Problem to solve: Set down the full listing exactly as given. Any pictures are to be left out.

(Dataset entries on figures)
■ ■ ■ ■ ■
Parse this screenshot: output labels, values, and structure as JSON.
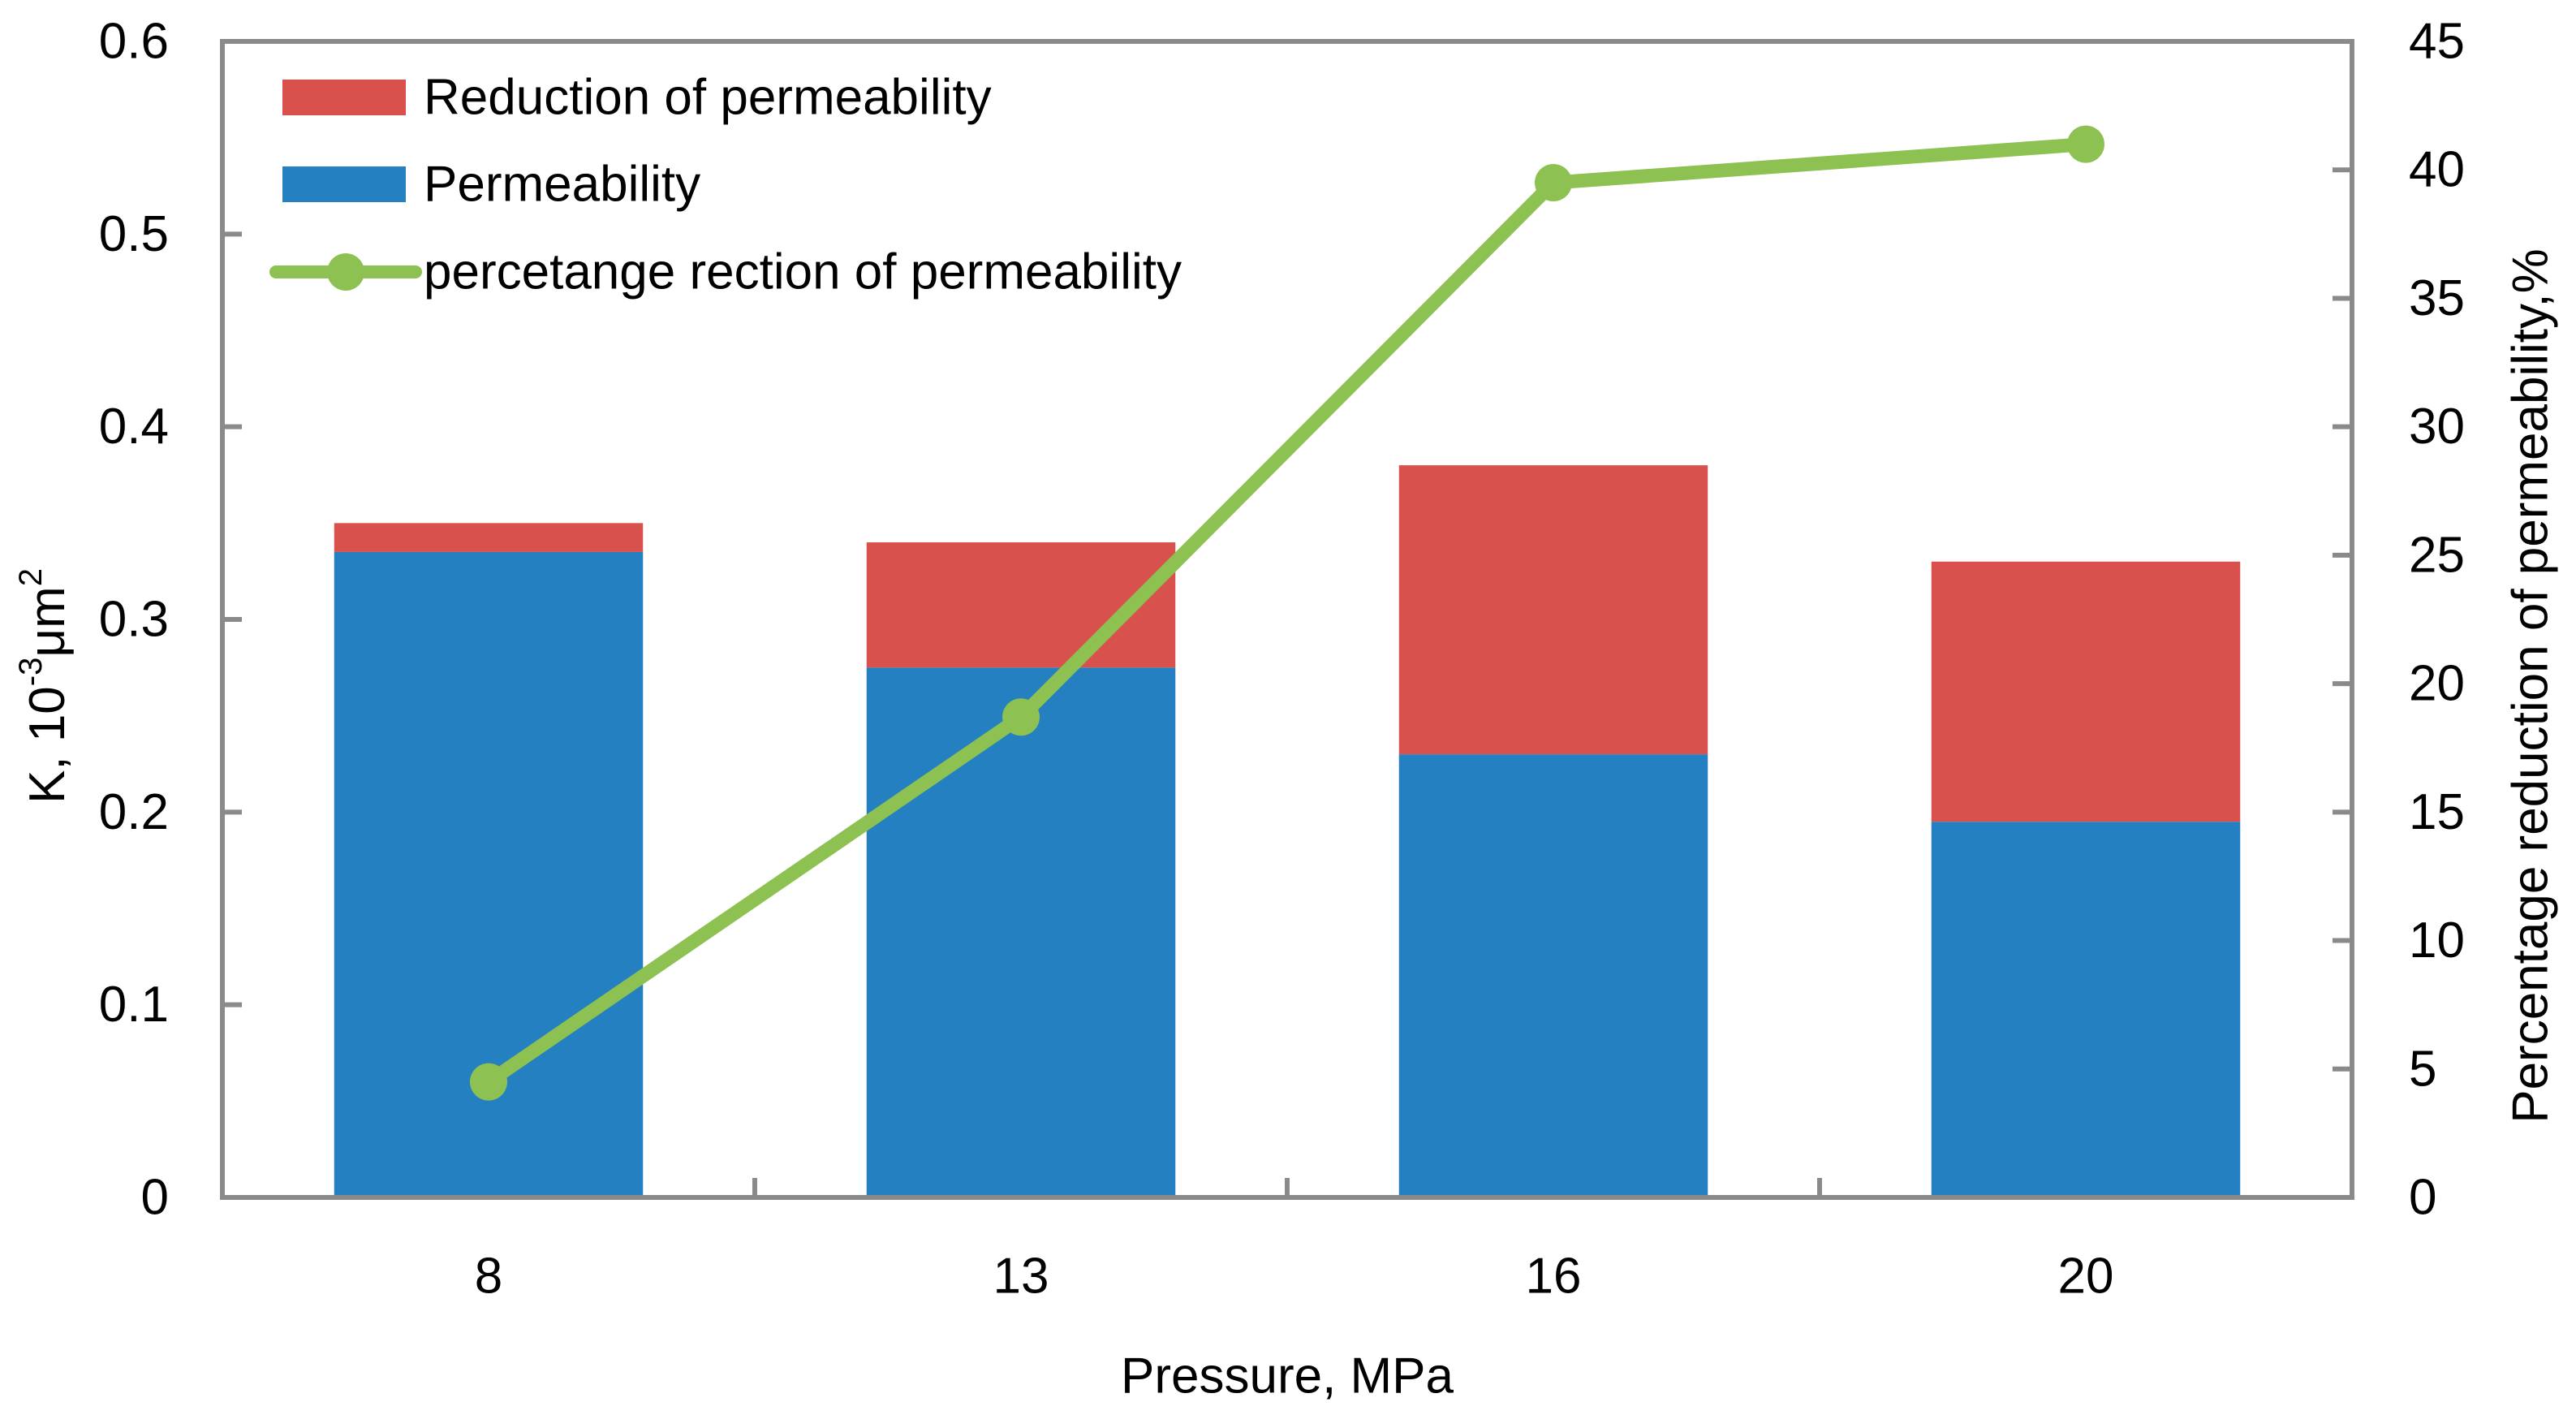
{
  "chart_data": {
    "type": "combo",
    "title": "",
    "categories": [
      "8",
      "13",
      "16",
      "20"
    ],
    "stacked_bars": true,
    "series": [
      {
        "name": "Permeability",
        "type": "bar",
        "axis": "left",
        "color": "#2480C0",
        "values": [
          0.335,
          0.275,
          0.23,
          0.195
        ]
      },
      {
        "name": "Reduction of permeability",
        "type": "bar",
        "axis": "left",
        "color": "#D9514C",
        "values": [
          0.015,
          0.065,
          0.15,
          0.135
        ]
      },
      {
        "name": "percetange rection of permeability",
        "type": "line",
        "axis": "right",
        "color": "#8DC152",
        "values": [
          4.5,
          18.7,
          39.5,
          41.0
        ]
      }
    ],
    "bar_totals": [
      0.35,
      0.34,
      0.38,
      0.33
    ],
    "left_axis": {
      "title_parts": [
        {
          "t": "K,  10"
        },
        {
          "t": "-3",
          "sup": true
        },
        {
          "t": "μm"
        },
        {
          "t": "2",
          "sup": true
        }
      ],
      "min": 0,
      "max": 0.6,
      "step": 0.1,
      "ticks": [
        "0",
        "0.1",
        "0.2",
        "0.3",
        "0.4",
        "0.5",
        "0.6"
      ]
    },
    "right_axis": {
      "title": "Percentage reduction of permeability,%",
      "min": 0,
      "max": 45,
      "step": 5,
      "ticks": [
        "0",
        "5",
        "10",
        "15",
        "20",
        "25",
        "30",
        "35",
        "40",
        "45"
      ]
    },
    "x_axis": {
      "title": "Pressure, MPa"
    },
    "legend": {
      "position": "top-left-inside",
      "items": [
        {
          "series_index": 1,
          "marker": "rect"
        },
        {
          "series_index": 0,
          "marker": "rect"
        },
        {
          "series_index": 2,
          "marker": "line-dot"
        }
      ]
    },
    "grid": false,
    "colors": {
      "frame": "#8A8A8A",
      "text": "#000000",
      "background": "#FFFFFF"
    }
  }
}
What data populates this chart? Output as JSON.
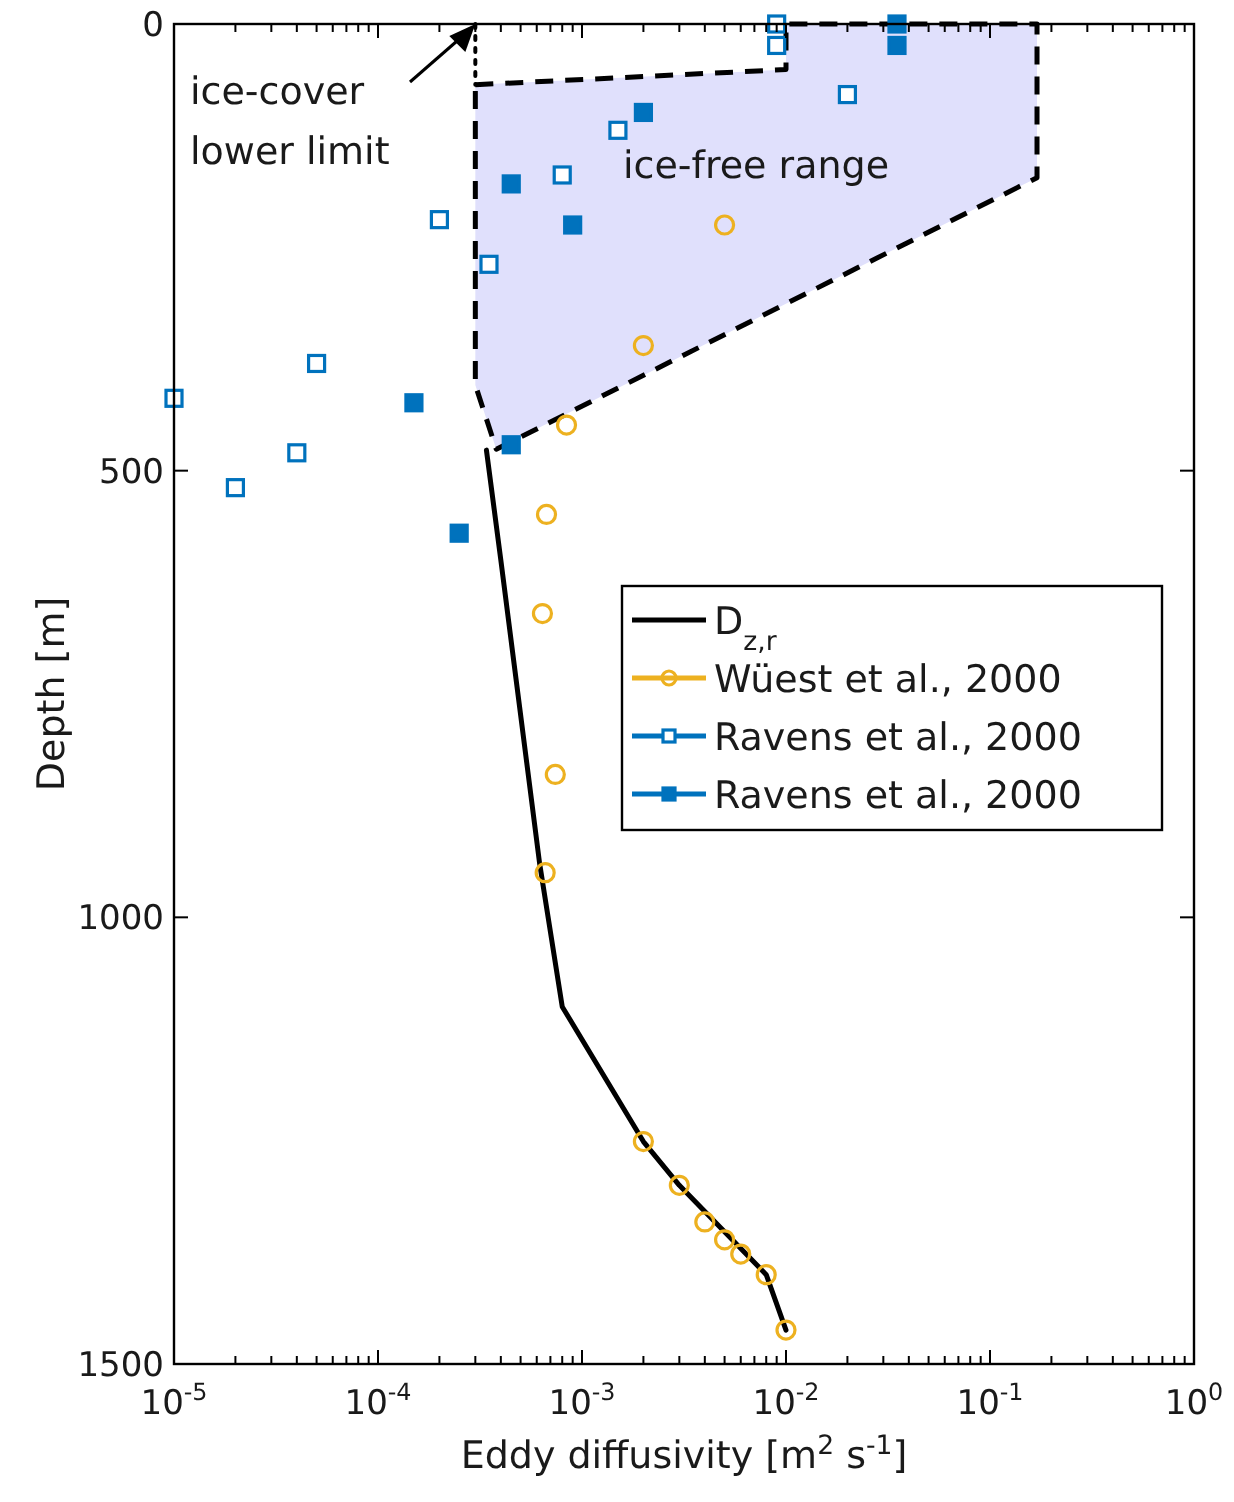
{
  "chart_data": {
    "type": "scatter",
    "xlabel": "Eddy diffusivity [m$^{2}$ s$^{-1}$]",
    "ylabel": "Depth [m]",
    "log": "x",
    "xlim": [
      1e-05,
      1
    ],
    "ylim": [
      1500,
      0
    ],
    "xticks": [
      {
        "value": 1e-05,
        "label": "10$^{-5}$"
      },
      {
        "value": 2e-05,
        "label": null
      },
      {
        "value": 3e-05,
        "label": null
      },
      {
        "value": 4e-05,
        "label": null
      },
      {
        "value": 5e-05,
        "label": null
      },
      {
        "value": 6e-05,
        "label": null
      },
      {
        "value": 7e-05,
        "label": null
      },
      {
        "value": 8e-05,
        "label": null
      },
      {
        "value": 9e-05,
        "label": null
      },
      {
        "value": 0.0001,
        "label": "10$^{-4}$"
      },
      {
        "value": 0.0002,
        "label": null
      },
      {
        "value": 0.0003,
        "label": null
      },
      {
        "value": 0.0004,
        "label": null
      },
      {
        "value": 0.0005,
        "label": null
      },
      {
        "value": 0.0006,
        "label": null
      },
      {
        "value": 0.0007,
        "label": null
      },
      {
        "value": 0.0008,
        "label": null
      },
      {
        "value": 0.0009,
        "label": null
      },
      {
        "value": 0.001,
        "label": "10$^{-3}$"
      },
      {
        "value": 0.002,
        "label": null
      },
      {
        "value": 0.003,
        "label": null
      },
      {
        "value": 0.004,
        "label": null
      },
      {
        "value": 0.005,
        "label": null
      },
      {
        "value": 0.006,
        "label": null
      },
      {
        "value": 0.007,
        "label": null
      },
      {
        "value": 0.008,
        "label": null
      },
      {
        "value": 0.009,
        "label": null
      },
      {
        "value": 0.01,
        "label": "10$^{-2}$"
      },
      {
        "value": 0.02,
        "label": null
      },
      {
        "value": 0.03,
        "label": null
      },
      {
        "value": 0.04,
        "label": null
      },
      {
        "value": 0.05,
        "label": null
      },
      {
        "value": 0.06,
        "label": null
      },
      {
        "value": 0.07,
        "label": null
      },
      {
        "value": 0.08,
        "label": null
      },
      {
        "value": 0.09,
        "label": null
      },
      {
        "value": 0.1,
        "label": "10$^{-1}$"
      },
      {
        "value": 0.2,
        "label": null
      },
      {
        "value": 0.3,
        "label": null
      },
      {
        "value": 0.4,
        "label": null
      },
      {
        "value": 0.5,
        "label": null
      },
      {
        "value": 0.6,
        "label": null
      },
      {
        "value": 0.7,
        "label": null
      },
      {
        "value": 0.8,
        "label": null
      },
      {
        "value": 0.9,
        "label": null
      },
      {
        "value": 1,
        "label": "10$^{0}$"
      }
    ],
    "yticks": [
      0,
      500,
      1000,
      1500
    ],
    "grid": false,
    "legend": "right",
    "annotations": [
      {
        "text": "ice-cover lower limit",
        "x": 0.0003,
        "y": 0
      }
    ],
    "series": [
      {
        "name": "ice-free range",
        "type": "area",
        "color": "#e0e0fc",
        "line_style": "dashed",
        "x": [
          0.0003,
          0.01,
          0.01,
          0.17,
          0.17,
          0.00038,
          0.0003,
          0.0003
        ],
        "values": [
          68,
          51,
          0,
          0,
          172,
          476,
          404,
          68
        ]
      },
      {
        "type": "line",
        "color": "#000000",
        "line_style": "dotted",
        "x": [
          0.0003,
          0.0003
        ],
        "values": [
          0,
          68
        ]
      },
      {
        "name": "D$_{z,r}$",
        "type": "line",
        "color": "#000000",
        "line_style": "solid",
        "marker": "none",
        "x": [
          0.00034,
          0.0004,
          0.00062,
          0.0008,
          0.002,
          0.003,
          0.008,
          0.01
        ],
        "values": [
          477,
          600,
          940,
          1100,
          1251,
          1300,
          1400,
          1462
        ]
      },
      {
        "name": "Wüest et al., 2000",
        "color": "#edb120",
        "marker": "circle",
        "x": [
          0.005,
          0.002,
          0.00084,
          0.00067,
          0.00064,
          0.00074,
          0.00066,
          0.002,
          0.003,
          0.004,
          0.005,
          0.006,
          0.008,
          0.01
        ],
        "values": [
          225,
          360,
          449,
          549,
          660,
          840,
          950,
          1251,
          1300,
          1341,
          1361,
          1377,
          1400,
          1462
        ]
      },
      {
        "name": "Ravens et al., 2000",
        "color": "#0072bd",
        "marker": "square",
        "x": [
          0.009,
          0.009,
          0.02,
          0.0015,
          0.0008,
          0.0002,
          0.00035,
          5e-05,
          1e-05,
          4e-05,
          2e-05
        ],
        "values": [
          0,
          24,
          79,
          119,
          169,
          219,
          269,
          380,
          419,
          480,
          519
        ]
      },
      {
        "name": "Ravens et al., 2000",
        "color": "#0072bd",
        "marker": "square",
        "x": [
          0.035,
          0.035,
          0.002,
          0.00045,
          0.0009,
          0.00015,
          0.00045,
          0.00025
        ],
        "values": [
          0,
          24,
          99,
          179,
          225,
          424,
          471,
          570
        ]
      }
    ]
  }
}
■ ■ ■ ■ ■
Response below:
Parse this screenshot: output labels, values, and structure as JSON.
{
  "chart_data": {
    "type": "combo",
    "title": "",
    "categories": [
      "8",
      "13",
      "16",
      "20"
    ],
    "stacked_bars": true,
    "series": [
      {
        "name": "Permeability",
        "type": "bar",
        "axis": "left",
        "color": "#2480C0",
        "values": [
          0.335,
          0.275,
          0.23,
          0.195
        ]
      },
      {
        "name": "Reduction of permeability",
        "type": "bar",
        "axis": "left",
        "color": "#D9514C",
        "values": [
          0.015,
          0.065,
          0.15,
          0.135
        ]
      },
      {
        "name": "percetange rection of permeability",
        "type": "line",
        "axis": "right",
        "color": "#8DC152",
        "values": [
          4.5,
          18.7,
          39.5,
          41.0
        ]
      }
    ],
    "bar_totals": [
      0.35,
      0.34,
      0.38,
      0.33
    ],
    "left_axis": {
      "title_parts": [
        {
          "t": "K,  10"
        },
        {
          "t": "-3",
          "sup": true
        },
        {
          "t": "μm"
        },
        {
          "t": "2",
          "sup": true
        }
      ],
      "min": 0,
      "max": 0.6,
      "step": 0.1,
      "ticks": [
        "0",
        "0.1",
        "0.2",
        "0.3",
        "0.4",
        "0.5",
        "0.6"
      ]
    },
    "right_axis": {
      "title": "Percentage reduction of permeability,%",
      "min": 0,
      "max": 45,
      "step": 5,
      "ticks": [
        "0",
        "5",
        "10",
        "15",
        "20",
        "25",
        "30",
        "35",
        "40",
        "45"
      ]
    },
    "x_axis": {
      "title": "Pressure, MPa"
    },
    "legend": {
      "position": "top-left-inside",
      "items": [
        {
          "series_index": 1,
          "marker": "rect"
        },
        {
          "series_index": 0,
          "marker": "rect"
        },
        {
          "series_index": 2,
          "marker": "line-dot"
        }
      ]
    },
    "grid": false,
    "colors": {
      "frame": "#8A8A8A",
      "text": "#000000",
      "background": "#FFFFFF"
    }
  }
}
What data populates this chart? Output as JSON.
{
  "chart_data": {
    "type": "scatter",
    "xlabel": "Eddy diffusivity [m$^{2}$ s$^{-1}$]",
    "ylabel": "Depth [m]",
    "log": "x",
    "xlim": [
      1e-05,
      1
    ],
    "ylim": [
      1500,
      0
    ],
    "xticks": [
      {
        "value": 1e-05,
        "label": "10$^{-5}$"
      },
      {
        "value": 2e-05,
        "label": null
      },
      {
        "value": 3e-05,
        "label": null
      },
      {
        "value": 4e-05,
        "label": null
      },
      {
        "value": 5e-05,
        "label": null
      },
      {
        "value": 6e-05,
        "label": null
      },
      {
        "value": 7e-05,
        "label": null
      },
      {
        "value": 8e-05,
        "label": null
      },
      {
        "value": 9e-05,
        "label": null
      },
      {
        "value": 0.0001,
        "label": "10$^{-4}$"
      },
      {
        "value": 0.0002,
        "label": null
      },
      {
        "value": 0.0003,
        "label": null
      },
      {
        "value": 0.0004,
        "label": null
      },
      {
        "value": 0.0005,
        "label": null
      },
      {
        "value": 0.0006,
        "label": null
      },
      {
        "value": 0.0007,
        "label": null
      },
      {
        "value": 0.0008,
        "label": null
      },
      {
        "value": 0.0009,
        "label": null
      },
      {
        "value": 0.001,
        "label": "10$^{-3}$"
      },
      {
        "value": 0.002,
        "label": null
      },
      {
        "value": 0.003,
        "label": null
      },
      {
        "value": 0.004,
        "label": null
      },
      {
        "value": 0.005,
        "label": null
      },
      {
        "value": 0.006,
        "label": null
      },
      {
        "value": 0.007,
        "label": null
      },
      {
        "value": 0.008,
        "label": null
      },
      {
        "value": 0.009,
        "label": null
      },
      {
        "value": 0.01,
        "label": "10$^{-2}$"
      },
      {
        "value": 0.02,
        "label": null
      },
      {
        "value": 0.03,
        "label": null
      },
      {
        "value": 0.04,
        "label": null
      },
      {
        "value": 0.05,
        "label": null
      },
      {
        "value": 0.06,
        "label": null
      },
      {
        "value": 0.07,
        "label": null
      },
      {
        "value": 0.08,
        "label": null
      },
      {
        "value": 0.09,
        "label": null
      },
      {
        "value": 0.1,
        "label": "10$^{-1}$"
      },
      {
        "value": 0.2,
        "label": null
      },
      {
        "value": 0.3,
        "label": null
      },
      {
        "value": 0.4,
        "label": null
      },
      {
        "value": 0.5,
        "label": null
      },
      {
        "value": 0.6,
        "label": null
      },
      {
        "value": 0.7,
        "label": null
      },
      {
        "value": 0.8,
        "label": null
      },
      {
        "value": 0.9,
        "label": null
      },
      {
        "value": 1,
        "label": "10$^{0}$"
      }
    ],
    "yticks": [
      0,
      500,
      1000,
      1500
    ],
    "grid": false,
    "legend": "right",
    "annotations": [
      {
        "text": "ice-cover lower limit",
        "x": 0.0003,
        "y": 0
      }
    ],
    "series": [
      {
        "name": "ice-free range",
        "type": "area",
        "color": "#e0e0fc",
        "line_style": "dashed",
        "x": [
          0.0003,
          0.01,
          0.01,
          0.17,
          0.17,
          0.00038,
          0.0003,
          0.0003
        ],
        "values": [
          68,
          51,
          0,
          0,
          172,
          476,
          404,
          68
        ]
      },
      {
        "type": "line",
        "color": "#000000",
        "line_style": "dotted",
        "x": [
          0.0003,
          0.0003
        ],
        "values": [
          0,
          68
        ]
      },
      {
        "name": "D$_{z,r}$",
        "type": "line",
        "color": "#000000",
        "line_style": "solid",
        "marker": "none",
        "x": [
          0.00034,
          0.0004,
          0.00062,
          0.0008,
          0.002,
          0.003,
          0.008,
          0.01
        ],
        "values": [
          477,
          600,
          940,
          1100,
          1251,
          1300,
          1400,
          1462
        ]
      },
      {
        "name": "Wüest et al., 2000",
        "color": "#edb120",
        "marker": "circle",
        "x": [
          0.005,
          0.002,
          0.00084,
          0.00067,
          0.00064,
          0.00074,
          0.00066,
          0.002,
          0.003,
          0.004,
          0.005,
          0.006,
          0.008,
          0.01
        ],
        "values": [
          225,
          360,
          449,
          549,
          660,
          840,
          950,
          1251,
          1300,
          1341,
          1361,
          1377,
          1400,
          1462
        ]
      },
      {
        "name": "Ravens et al., 2000",
        "color": "#0072bd",
        "marker": "square",
        "x": [
          0.009,
          0.009,
          0.02,
          0.0015,
          0.0008,
          0.0002,
          0.00035,
          5e-05,
          1e-05,
          4e-05,
          2e-05
        ],
        "values": [
          0,
          24,
          79,
          119,
          169,
          219,
          269,
          380,
          419,
          480,
          519
        ]
      },
      {
        "name": "Ravens et al., 2000",
        "color": "#0072bd",
        "marker": "square",
        "x": [
          0.035,
          0.035,
          0.002,
          0.00045,
          0.0009,
          0.00015,
          0.00045,
          0.00025
        ],
        "values": [
          0,
          24,
          99,
          179,
          225,
          424,
          471,
          570
        ]
      }
    ]
  }
}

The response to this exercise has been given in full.